• Source material
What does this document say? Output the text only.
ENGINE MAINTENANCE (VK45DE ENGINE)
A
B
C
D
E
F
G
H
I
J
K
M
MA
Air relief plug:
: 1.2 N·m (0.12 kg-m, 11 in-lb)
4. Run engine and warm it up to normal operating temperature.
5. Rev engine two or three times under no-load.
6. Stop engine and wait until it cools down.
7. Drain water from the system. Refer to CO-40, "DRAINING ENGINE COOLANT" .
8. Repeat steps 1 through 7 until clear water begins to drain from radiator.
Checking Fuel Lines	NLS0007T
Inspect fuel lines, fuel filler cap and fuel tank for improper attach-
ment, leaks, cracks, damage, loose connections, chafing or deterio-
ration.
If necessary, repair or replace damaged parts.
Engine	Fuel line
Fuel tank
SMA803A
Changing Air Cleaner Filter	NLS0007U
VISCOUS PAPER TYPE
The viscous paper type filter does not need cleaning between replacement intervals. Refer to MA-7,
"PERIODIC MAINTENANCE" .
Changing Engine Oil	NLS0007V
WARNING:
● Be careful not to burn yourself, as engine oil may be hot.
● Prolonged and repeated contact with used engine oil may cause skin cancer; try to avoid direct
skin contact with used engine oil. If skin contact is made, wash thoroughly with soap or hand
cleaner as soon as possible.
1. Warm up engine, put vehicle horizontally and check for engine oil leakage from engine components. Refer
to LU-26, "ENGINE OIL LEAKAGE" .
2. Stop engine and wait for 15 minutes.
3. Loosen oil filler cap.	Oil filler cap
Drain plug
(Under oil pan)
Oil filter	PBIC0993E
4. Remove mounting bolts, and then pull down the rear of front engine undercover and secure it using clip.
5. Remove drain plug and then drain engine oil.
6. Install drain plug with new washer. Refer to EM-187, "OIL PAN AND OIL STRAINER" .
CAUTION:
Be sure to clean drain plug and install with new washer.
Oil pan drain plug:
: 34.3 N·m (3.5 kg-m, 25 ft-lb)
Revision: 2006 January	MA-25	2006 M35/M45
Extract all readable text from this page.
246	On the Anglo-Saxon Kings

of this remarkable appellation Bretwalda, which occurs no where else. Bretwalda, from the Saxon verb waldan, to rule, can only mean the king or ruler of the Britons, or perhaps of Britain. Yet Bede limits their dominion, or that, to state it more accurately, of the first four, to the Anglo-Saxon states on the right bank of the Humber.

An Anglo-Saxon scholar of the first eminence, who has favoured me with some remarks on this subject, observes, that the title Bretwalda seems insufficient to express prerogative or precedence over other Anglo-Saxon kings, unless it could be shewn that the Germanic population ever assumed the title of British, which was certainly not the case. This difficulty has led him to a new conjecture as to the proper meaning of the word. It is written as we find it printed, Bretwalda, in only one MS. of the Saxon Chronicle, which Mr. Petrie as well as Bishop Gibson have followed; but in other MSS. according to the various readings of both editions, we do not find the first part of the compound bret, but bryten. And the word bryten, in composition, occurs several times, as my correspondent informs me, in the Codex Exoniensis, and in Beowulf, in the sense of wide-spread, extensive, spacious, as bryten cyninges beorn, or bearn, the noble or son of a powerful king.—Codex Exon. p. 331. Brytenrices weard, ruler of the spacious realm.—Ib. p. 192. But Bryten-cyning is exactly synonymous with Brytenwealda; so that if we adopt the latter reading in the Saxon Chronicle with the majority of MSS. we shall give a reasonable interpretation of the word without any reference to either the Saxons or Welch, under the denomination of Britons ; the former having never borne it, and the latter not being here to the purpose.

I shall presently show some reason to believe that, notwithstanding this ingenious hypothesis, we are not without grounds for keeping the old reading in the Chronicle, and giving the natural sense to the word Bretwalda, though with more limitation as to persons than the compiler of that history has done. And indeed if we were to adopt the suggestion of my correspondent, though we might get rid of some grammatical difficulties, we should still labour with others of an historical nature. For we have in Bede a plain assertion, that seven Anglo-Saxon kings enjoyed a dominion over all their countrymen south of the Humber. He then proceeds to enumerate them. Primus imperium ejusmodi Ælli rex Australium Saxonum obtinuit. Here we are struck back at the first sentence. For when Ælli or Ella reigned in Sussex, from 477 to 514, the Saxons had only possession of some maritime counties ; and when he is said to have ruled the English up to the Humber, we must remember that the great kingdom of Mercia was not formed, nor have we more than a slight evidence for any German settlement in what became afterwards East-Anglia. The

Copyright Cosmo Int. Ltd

• Short task
Show each line holding the word "contact".

• Task solution
● Prolonged and repeated contact with used engine oil may cause skin cancer; try to avoid direct
skin contact with used engine oil. If skin contact is made, wash thoroughly with soap or hand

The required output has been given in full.